→ What to do
Return every line of the records below verbatim, with no pictures in the copy.

→ Provided data
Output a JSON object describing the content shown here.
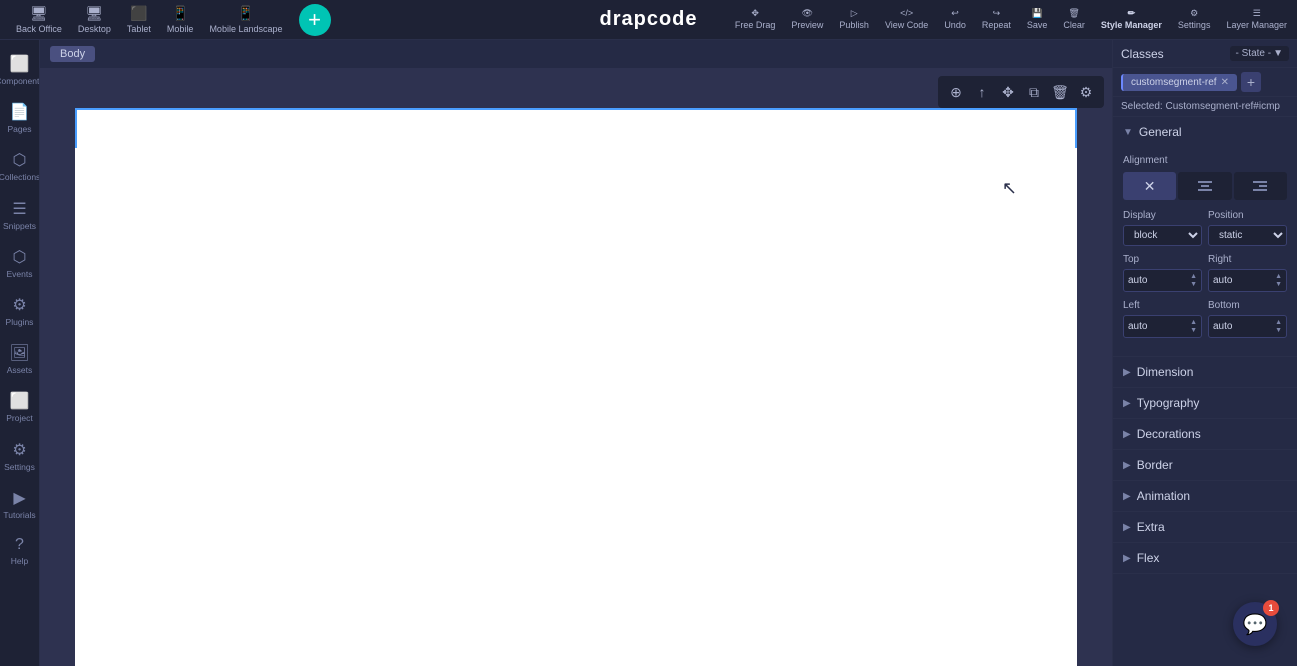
{
  "topbar": {
    "logo": "drapcode",
    "devices": [
      {
        "id": "back-office",
        "label": "Back Office",
        "icon": "🖥"
      },
      {
        "id": "desktop",
        "label": "Desktop",
        "icon": "🖥"
      },
      {
        "id": "tablet",
        "label": "Tablet",
        "icon": "⬜"
      },
      {
        "id": "mobile",
        "label": "Mobile",
        "icon": "📱"
      },
      {
        "id": "mobile-landscape",
        "label": "Mobile Landscape",
        "icon": "📱"
      }
    ],
    "add_btn_label": "+",
    "nav_items": [
      {
        "id": "free-drag",
        "label": "Free Drag",
        "icon": "✥"
      },
      {
        "id": "preview",
        "label": "Preview",
        "icon": "👁"
      },
      {
        "id": "publish",
        "label": "Publish",
        "icon": "▶"
      },
      {
        "id": "view-code",
        "label": "View Code",
        "icon": "</>"
      },
      {
        "id": "undo",
        "label": "Undo",
        "icon": "↩"
      },
      {
        "id": "redo",
        "label": "Repeat",
        "icon": "↪"
      },
      {
        "id": "save",
        "label": "Save",
        "icon": "💾"
      },
      {
        "id": "clear",
        "label": "Clear",
        "icon": "🗑"
      },
      {
        "id": "style-manager",
        "label": "Style Manager",
        "icon": "✏"
      },
      {
        "id": "settings",
        "label": "Settings",
        "icon": "⚙"
      },
      {
        "id": "layer-manager",
        "label": "Layer Manager",
        "icon": "☰"
      }
    ]
  },
  "breadcrumb": {
    "items": [
      {
        "label": "Body",
        "active": false
      }
    ]
  },
  "canvas": {
    "toolbar_buttons": [
      {
        "id": "add",
        "icon": "⊕"
      },
      {
        "id": "move-up",
        "icon": "↑"
      },
      {
        "id": "move",
        "icon": "✥"
      },
      {
        "id": "duplicate",
        "icon": "⧉"
      },
      {
        "id": "delete",
        "icon": "🗑"
      },
      {
        "id": "settings",
        "icon": "⚙"
      }
    ]
  },
  "sidebar": {
    "items": [
      {
        "id": "components",
        "label": "Components",
        "icon": "⬜"
      },
      {
        "id": "pages",
        "label": "Pages",
        "icon": "📄"
      },
      {
        "id": "collections",
        "label": "Collections",
        "icon": "⬜"
      },
      {
        "id": "snippets",
        "label": "Snippets",
        "icon": "☰"
      },
      {
        "id": "events",
        "label": "Events",
        "icon": "⬡"
      },
      {
        "id": "plugins",
        "label": "Plugins",
        "icon": "⚙"
      },
      {
        "id": "assets",
        "label": "Assets",
        "icon": "🖼"
      },
      {
        "id": "project",
        "label": "Project",
        "icon": "⬜"
      },
      {
        "id": "settings",
        "label": "Settings",
        "icon": "⚙"
      },
      {
        "id": "tutorials",
        "label": "Tutorials",
        "icon": "▶"
      },
      {
        "id": "help",
        "label": "Help",
        "icon": "?"
      }
    ]
  },
  "right_panel": {
    "classes_label": "Classes",
    "state_btn": "- State -",
    "state_chevron": "▼",
    "class_tag": "customsegment-ref",
    "selected_label": "Selected:",
    "selected_value": "Customsegment-ref#icmp",
    "sections": [
      {
        "id": "general",
        "label": "General",
        "expanded": true,
        "alignment": {
          "label": "Alignment",
          "options": [
            "✕",
            "≡",
            "≡"
          ]
        },
        "display": {
          "label": "Display",
          "value": "block"
        },
        "position": {
          "label": "Position",
          "value": "static"
        },
        "top": {
          "label": "Top",
          "value": "auto"
        },
        "right": {
          "label": "Right",
          "value": "auto"
        },
        "left": {
          "label": "Left",
          "value": "auto"
        },
        "bottom": {
          "label": "Bottom",
          "value": "auto"
        }
      },
      {
        "id": "dimension",
        "label": "Dimension",
        "expanded": false
      },
      {
        "id": "typography",
        "label": "Typography",
        "expanded": false
      },
      {
        "id": "decorations",
        "label": "Decorations",
        "expanded": false
      },
      {
        "id": "border",
        "label": "Border",
        "expanded": false
      },
      {
        "id": "animation",
        "label": "Animation",
        "expanded": false
      },
      {
        "id": "extra",
        "label": "Extra",
        "expanded": false
      },
      {
        "id": "flex",
        "label": "Flex",
        "expanded": false
      }
    ],
    "chat": {
      "icon": "💬",
      "badge": "1"
    }
  }
}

→ Answer below
Output a JSON object describing the content shown here.
{
  "topbar": {
    "logo": "drapcode",
    "devices": [
      {
        "id": "back-office",
        "label": "Back Office",
        "icon": "🖥"
      },
      {
        "id": "desktop",
        "label": "Desktop",
        "icon": "🖥"
      },
      {
        "id": "tablet",
        "label": "Tablet",
        "icon": "⬜"
      },
      {
        "id": "mobile",
        "label": "Mobile",
        "icon": "📱"
      },
      {
        "id": "mobile-landscape",
        "label": "Mobile Landscape",
        "icon": "📱"
      }
    ],
    "add_btn_label": "+",
    "nav_items": [
      {
        "id": "free-drag",
        "label": "Free Drag",
        "icon": "✥"
      },
      {
        "id": "preview",
        "label": "Preview",
        "icon": "👁"
      },
      {
        "id": "publish",
        "label": "Publish",
        "icon": "▶"
      },
      {
        "id": "view-code",
        "label": "View Code",
        "icon": "</>"
      },
      {
        "id": "undo",
        "label": "Undo",
        "icon": "↩"
      },
      {
        "id": "redo",
        "label": "Repeat",
        "icon": "↪"
      },
      {
        "id": "save",
        "label": "Save",
        "icon": "💾"
      },
      {
        "id": "clear",
        "label": "Clear",
        "icon": "🗑"
      },
      {
        "id": "style-manager",
        "label": "Style Manager",
        "icon": "✏"
      },
      {
        "id": "settings",
        "label": "Settings",
        "icon": "⚙"
      },
      {
        "id": "layer-manager",
        "label": "Layer Manager",
        "icon": "☰"
      }
    ]
  },
  "breadcrumb": {
    "items": [
      {
        "label": "Body",
        "active": false
      }
    ]
  },
  "canvas": {
    "toolbar_buttons": [
      {
        "id": "add",
        "icon": "⊕"
      },
      {
        "id": "move-up",
        "icon": "↑"
      },
      {
        "id": "move",
        "icon": "✥"
      },
      {
        "id": "duplicate",
        "icon": "⧉"
      },
      {
        "id": "delete",
        "icon": "🗑"
      },
      {
        "id": "settings",
        "icon": "⚙"
      }
    ]
  },
  "sidebar": {
    "items": [
      {
        "id": "components",
        "label": "Components",
        "icon": "⬜"
      },
      {
        "id": "pages",
        "label": "Pages",
        "icon": "📄"
      },
      {
        "id": "collections",
        "label": "Collections",
        "icon": "⬜"
      },
      {
        "id": "snippets",
        "label": "Snippets",
        "icon": "☰"
      },
      {
        "id": "events",
        "label": "Events",
        "icon": "⬡"
      },
      {
        "id": "plugins",
        "label": "Plugins",
        "icon": "⚙"
      },
      {
        "id": "assets",
        "label": "Assets",
        "icon": "🖼"
      },
      {
        "id": "project",
        "label": "Project",
        "icon": "⬜"
      },
      {
        "id": "settings",
        "label": "Settings",
        "icon": "⚙"
      },
      {
        "id": "tutorials",
        "label": "Tutorials",
        "icon": "▶"
      },
      {
        "id": "help",
        "label": "Help",
        "icon": "?"
      }
    ]
  },
  "right_panel": {
    "classes_label": "Classes",
    "state_btn": "- State -",
    "state_chevron": "▼",
    "class_tag": "customsegment-ref",
    "selected_label": "Selected:",
    "selected_value": "Customsegment-ref#icmp",
    "sections": [
      {
        "id": "general",
        "label": "General",
        "expanded": true,
        "alignment": {
          "label": "Alignment",
          "options": [
            "✕",
            "≡",
            "≡"
          ]
        },
        "display": {
          "label": "Display",
          "value": "block"
        },
        "position": {
          "label": "Position",
          "value": "static"
        },
        "top": {
          "label": "Top",
          "value": "auto"
        },
        "right": {
          "label": "Right",
          "value": "auto"
        },
        "left": {
          "label": "Left",
          "value": "auto"
        },
        "bottom": {
          "label": "Bottom",
          "value": "auto"
        }
      },
      {
        "id": "dimension",
        "label": "Dimension",
        "expanded": false
      },
      {
        "id": "typography",
        "label": "Typography",
        "expanded": false
      },
      {
        "id": "decorations",
        "label": "Decorations",
        "expanded": false
      },
      {
        "id": "border",
        "label": "Border",
        "expanded": false
      },
      {
        "id": "animation",
        "label": "Animation",
        "expanded": false
      },
      {
        "id": "extra",
        "label": "Extra",
        "expanded": false
      },
      {
        "id": "flex",
        "label": "Flex",
        "expanded": false
      }
    ],
    "chat": {
      "icon": "💬",
      "badge": "1"
    }
  }
}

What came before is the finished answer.